*** LISTING
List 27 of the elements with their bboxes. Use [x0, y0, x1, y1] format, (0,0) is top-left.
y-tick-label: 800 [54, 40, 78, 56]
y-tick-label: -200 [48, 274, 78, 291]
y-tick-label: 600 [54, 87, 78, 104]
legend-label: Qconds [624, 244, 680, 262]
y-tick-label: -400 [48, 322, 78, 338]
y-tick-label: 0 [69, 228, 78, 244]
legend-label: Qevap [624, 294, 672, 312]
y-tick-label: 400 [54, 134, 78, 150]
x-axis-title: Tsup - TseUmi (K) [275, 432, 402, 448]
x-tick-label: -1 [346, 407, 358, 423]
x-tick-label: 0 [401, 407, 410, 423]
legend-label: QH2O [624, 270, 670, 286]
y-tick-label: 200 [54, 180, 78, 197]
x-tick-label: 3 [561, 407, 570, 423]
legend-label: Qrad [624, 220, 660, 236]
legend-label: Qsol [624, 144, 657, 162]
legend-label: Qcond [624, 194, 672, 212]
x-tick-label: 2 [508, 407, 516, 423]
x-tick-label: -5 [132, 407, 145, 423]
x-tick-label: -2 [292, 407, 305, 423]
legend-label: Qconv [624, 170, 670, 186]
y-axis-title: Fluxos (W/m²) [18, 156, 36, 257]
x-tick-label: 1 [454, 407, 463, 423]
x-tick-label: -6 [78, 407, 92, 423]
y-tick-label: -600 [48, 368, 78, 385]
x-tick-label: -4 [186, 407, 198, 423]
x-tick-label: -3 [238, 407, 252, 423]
******
» **EXERCISE INSTRUCTIONS**: Copy all the lines of the items above without any changes.

» **EXERCISE RESPONSE**:
List 27 of the elements with their bboxes. Use [x0, y0, x1, y1] format, (0,0) is top-left.
y-tick-label: 800 [54, 40, 78, 56]
y-tick-label: -200 [48, 274, 78, 291]
y-tick-label: 600 [54, 87, 78, 104]
legend-label: Qconds [624, 244, 680, 262]
y-tick-label: -400 [48, 322, 78, 338]
y-tick-label: 0 [69, 228, 78, 244]
legend-label: Qevap [624, 294, 672, 312]
y-tick-label: 400 [54, 134, 78, 150]
x-axis-title: Tsup - TseUmi (K) [275, 432, 402, 448]
x-tick-label: -1 [346, 407, 358, 423]
x-tick-label: 0 [401, 407, 410, 423]
legend-label: QH2O [624, 270, 670, 286]
y-tick-label: 200 [54, 180, 78, 197]
x-tick-label: 3 [561, 407, 570, 423]
legend-label: Qrad [624, 220, 660, 236]
legend-label: Qsol [624, 144, 657, 162]
legend-label: Qcond [624, 194, 672, 212]
x-tick-label: 2 [508, 407, 516, 423]
x-tick-label: -5 [132, 407, 145, 423]
x-tick-label: -2 [292, 407, 305, 423]
legend-label: Qconv [624, 170, 670, 186]
y-axis-title: Fluxos (W/m²) [18, 156, 36, 257]
x-tick-label: 1 [454, 407, 463, 423]
x-tick-label: -6 [78, 407, 92, 423]
y-tick-label: -600 [48, 368, 78, 385]
x-tick-label: -4 [186, 407, 198, 423]
x-tick-label: -3 [238, 407, 252, 423]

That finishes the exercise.